◆ **Records for the exercise**
☆ ☆ ☆ ☆ ☆ ☆ ☆

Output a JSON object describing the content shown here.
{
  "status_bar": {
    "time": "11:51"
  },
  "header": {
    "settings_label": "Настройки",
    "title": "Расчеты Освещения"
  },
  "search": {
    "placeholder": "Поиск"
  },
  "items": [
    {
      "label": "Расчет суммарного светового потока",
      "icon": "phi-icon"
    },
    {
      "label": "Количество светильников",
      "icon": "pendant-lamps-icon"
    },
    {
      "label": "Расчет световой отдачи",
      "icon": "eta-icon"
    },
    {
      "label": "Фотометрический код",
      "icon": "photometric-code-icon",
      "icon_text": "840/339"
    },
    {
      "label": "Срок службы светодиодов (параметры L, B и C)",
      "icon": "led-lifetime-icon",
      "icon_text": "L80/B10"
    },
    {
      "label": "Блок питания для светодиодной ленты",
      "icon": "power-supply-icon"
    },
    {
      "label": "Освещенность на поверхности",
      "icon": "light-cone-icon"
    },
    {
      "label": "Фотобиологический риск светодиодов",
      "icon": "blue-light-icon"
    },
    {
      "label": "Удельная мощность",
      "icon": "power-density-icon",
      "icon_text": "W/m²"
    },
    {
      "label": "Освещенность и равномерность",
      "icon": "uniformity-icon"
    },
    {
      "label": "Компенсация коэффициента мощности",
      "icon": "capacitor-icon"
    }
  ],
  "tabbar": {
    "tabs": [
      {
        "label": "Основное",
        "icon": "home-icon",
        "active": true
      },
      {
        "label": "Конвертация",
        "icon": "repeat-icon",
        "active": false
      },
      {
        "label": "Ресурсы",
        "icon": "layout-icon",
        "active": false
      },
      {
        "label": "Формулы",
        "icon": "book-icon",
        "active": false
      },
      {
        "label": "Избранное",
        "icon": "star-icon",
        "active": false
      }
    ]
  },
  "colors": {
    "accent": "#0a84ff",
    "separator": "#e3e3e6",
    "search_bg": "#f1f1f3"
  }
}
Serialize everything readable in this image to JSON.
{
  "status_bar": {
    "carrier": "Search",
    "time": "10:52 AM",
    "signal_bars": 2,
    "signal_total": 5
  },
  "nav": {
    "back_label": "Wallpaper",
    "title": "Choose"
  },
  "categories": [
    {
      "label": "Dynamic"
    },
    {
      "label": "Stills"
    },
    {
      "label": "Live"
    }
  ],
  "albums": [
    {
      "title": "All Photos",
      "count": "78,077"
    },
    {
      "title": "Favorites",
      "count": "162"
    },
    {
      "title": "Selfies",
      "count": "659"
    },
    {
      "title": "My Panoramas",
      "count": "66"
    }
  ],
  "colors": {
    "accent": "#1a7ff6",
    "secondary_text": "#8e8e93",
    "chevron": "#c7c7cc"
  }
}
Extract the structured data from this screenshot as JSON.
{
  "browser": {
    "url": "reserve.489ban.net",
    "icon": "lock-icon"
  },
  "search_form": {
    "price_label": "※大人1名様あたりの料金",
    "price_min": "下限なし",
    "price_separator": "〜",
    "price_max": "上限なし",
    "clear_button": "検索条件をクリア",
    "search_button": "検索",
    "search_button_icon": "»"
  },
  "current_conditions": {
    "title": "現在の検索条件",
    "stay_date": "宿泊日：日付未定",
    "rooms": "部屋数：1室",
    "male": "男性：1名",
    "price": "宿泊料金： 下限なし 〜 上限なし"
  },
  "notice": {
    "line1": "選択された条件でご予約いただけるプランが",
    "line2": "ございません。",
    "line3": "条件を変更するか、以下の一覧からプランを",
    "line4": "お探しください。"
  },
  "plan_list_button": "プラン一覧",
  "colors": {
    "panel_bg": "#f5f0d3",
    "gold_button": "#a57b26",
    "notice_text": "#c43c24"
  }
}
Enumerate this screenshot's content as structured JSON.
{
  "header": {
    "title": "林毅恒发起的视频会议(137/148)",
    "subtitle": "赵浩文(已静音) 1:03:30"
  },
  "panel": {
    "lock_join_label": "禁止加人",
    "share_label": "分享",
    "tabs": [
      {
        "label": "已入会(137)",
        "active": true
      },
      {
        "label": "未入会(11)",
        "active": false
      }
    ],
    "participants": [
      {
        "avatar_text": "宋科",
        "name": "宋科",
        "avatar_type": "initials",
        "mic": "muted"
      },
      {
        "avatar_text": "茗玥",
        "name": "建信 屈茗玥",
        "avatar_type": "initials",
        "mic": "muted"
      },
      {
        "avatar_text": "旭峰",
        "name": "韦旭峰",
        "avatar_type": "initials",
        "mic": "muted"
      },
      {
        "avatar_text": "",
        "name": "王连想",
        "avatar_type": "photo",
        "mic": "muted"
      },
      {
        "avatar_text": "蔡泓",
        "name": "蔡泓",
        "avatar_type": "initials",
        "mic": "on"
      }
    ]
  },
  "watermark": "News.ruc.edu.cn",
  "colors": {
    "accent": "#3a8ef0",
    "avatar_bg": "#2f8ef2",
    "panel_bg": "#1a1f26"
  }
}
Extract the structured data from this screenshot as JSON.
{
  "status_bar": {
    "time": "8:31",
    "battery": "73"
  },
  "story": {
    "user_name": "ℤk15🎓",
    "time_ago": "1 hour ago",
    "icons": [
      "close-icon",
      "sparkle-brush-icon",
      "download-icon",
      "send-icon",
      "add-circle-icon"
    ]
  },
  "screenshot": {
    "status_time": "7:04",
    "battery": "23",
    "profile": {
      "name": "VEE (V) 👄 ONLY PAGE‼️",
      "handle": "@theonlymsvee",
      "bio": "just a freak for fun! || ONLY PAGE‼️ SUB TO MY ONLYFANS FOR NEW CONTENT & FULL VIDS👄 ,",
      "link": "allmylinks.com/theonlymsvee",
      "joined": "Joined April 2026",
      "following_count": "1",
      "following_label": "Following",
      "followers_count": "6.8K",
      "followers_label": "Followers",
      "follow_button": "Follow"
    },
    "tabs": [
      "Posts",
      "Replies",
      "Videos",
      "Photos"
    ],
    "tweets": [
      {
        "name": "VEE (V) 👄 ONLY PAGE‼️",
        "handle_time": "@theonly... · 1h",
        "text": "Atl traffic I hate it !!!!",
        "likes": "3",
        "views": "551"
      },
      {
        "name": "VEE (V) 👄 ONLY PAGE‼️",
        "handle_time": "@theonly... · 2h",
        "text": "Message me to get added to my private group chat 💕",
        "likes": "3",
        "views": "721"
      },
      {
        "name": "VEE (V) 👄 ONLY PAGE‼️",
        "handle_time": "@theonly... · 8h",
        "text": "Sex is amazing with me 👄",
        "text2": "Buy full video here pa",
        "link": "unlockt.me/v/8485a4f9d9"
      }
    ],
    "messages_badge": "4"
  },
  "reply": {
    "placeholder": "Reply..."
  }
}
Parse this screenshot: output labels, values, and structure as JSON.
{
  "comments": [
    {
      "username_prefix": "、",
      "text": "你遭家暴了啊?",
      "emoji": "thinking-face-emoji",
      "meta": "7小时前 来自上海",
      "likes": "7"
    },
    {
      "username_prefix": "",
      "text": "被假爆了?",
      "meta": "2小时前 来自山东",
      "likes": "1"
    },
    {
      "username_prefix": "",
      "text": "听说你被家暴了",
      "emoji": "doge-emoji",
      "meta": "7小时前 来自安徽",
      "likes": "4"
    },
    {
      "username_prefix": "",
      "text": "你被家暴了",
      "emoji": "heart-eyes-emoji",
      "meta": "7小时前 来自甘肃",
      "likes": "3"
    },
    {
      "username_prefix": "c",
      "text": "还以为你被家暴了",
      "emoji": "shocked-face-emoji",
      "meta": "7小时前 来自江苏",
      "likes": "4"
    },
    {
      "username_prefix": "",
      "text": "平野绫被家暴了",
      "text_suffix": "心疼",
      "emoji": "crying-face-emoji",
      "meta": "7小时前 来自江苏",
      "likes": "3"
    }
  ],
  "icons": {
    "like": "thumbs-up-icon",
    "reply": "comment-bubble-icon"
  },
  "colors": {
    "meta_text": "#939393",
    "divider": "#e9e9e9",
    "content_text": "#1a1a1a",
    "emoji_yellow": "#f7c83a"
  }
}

☆ ☆ ☆ ☆ ☆ ☆ ☆

◆ **Given instruction**
Review the preceding data and report every line that includes the string "JSON".

◆ **Response to the task**
Output a JSON object describing the content shown here.
Serialize everything readable in this image to JSON.
Extract the structured data from this screenshot as JSON.
Enumerate this screenshot's content as structured JSON.
Extract the structured data from this screenshot as JSON.
Parse this screenshot: output labels, values, and structure as JSON.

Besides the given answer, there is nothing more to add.